BRIEF:
Copy out all of the material, matching it word for word.

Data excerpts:
>> START

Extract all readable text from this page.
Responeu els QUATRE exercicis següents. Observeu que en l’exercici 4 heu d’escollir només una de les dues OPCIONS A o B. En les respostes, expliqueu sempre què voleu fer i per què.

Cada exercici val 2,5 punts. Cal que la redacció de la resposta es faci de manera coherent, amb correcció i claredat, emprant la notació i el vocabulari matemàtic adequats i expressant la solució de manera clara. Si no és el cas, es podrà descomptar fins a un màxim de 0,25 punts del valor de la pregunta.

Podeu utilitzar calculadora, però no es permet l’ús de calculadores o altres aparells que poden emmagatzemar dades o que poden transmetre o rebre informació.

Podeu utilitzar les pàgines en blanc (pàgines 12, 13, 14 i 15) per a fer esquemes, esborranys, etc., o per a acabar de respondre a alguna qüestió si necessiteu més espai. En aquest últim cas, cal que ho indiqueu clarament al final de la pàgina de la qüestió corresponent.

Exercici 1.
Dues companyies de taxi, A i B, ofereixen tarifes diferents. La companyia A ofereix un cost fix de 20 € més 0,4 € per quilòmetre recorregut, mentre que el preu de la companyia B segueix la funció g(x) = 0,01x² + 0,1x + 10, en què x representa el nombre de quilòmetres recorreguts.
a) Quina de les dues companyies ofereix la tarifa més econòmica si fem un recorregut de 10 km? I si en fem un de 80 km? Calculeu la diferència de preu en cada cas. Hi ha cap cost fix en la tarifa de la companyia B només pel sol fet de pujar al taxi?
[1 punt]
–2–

>> END

SOLVED PROBLEM:
Extract all readable text from this page.
Responeu els QUATRE exercicis següents. Observeu que en l’exercici 4 heu d’escollir només una de les dues OPCIONS A o B. En les respostes, expliqueu sempre què voleu fer i per què.

Cada exercici val 2,5 punts. Cal que la redacció de la resposta es faci de manera coherent, amb correcció i claredat, emprant la notació i el vocabulari matemàtic adequats i expressant la solució de manera clara. Si no és el cas, es podrà descomptar fins a un màxim de 0,25 punts del valor de la pregunta.

Podeu utilitzar calculadora, però no es permet l’ús de calculadores o altres aparells que poden emmagatzemar dades o que poden transmetre o rebre informació.

Podeu utilitzar les pàgines en blanc (pàgines 12, 13, 14 i 15) per a fer esquemes, esborranys, etc., o per a acabar de respondre a alguna qüestió si necessiteu més espai. En aquest últim cas, cal que ho indiqueu clarament al final de la pàgina de la qüestió corresponent.

Exercici 1.
Dues companyies de taxi, A i B, ofereixen tarifes diferents. La companyia A ofereix un cost fix de 20 € més 0,4 € per quilòmetre recorregut, mentre que el preu de la companyia B segueix la funció g(x) = 0,01x² + 0,1x + 10, en què x representa el nombre de quilòmetres recorreguts.
a) Quina de les dues companyies ofereix la tarifa més econòmica si fem un recorregut de 10 km? I si en fem un de 80 km? Calculeu la diferència de preu en cada cas. Hi ha cap cost fix en la tarifa de la companyia B només pel sol fet de pujar al taxi?
[1 punt]
–2–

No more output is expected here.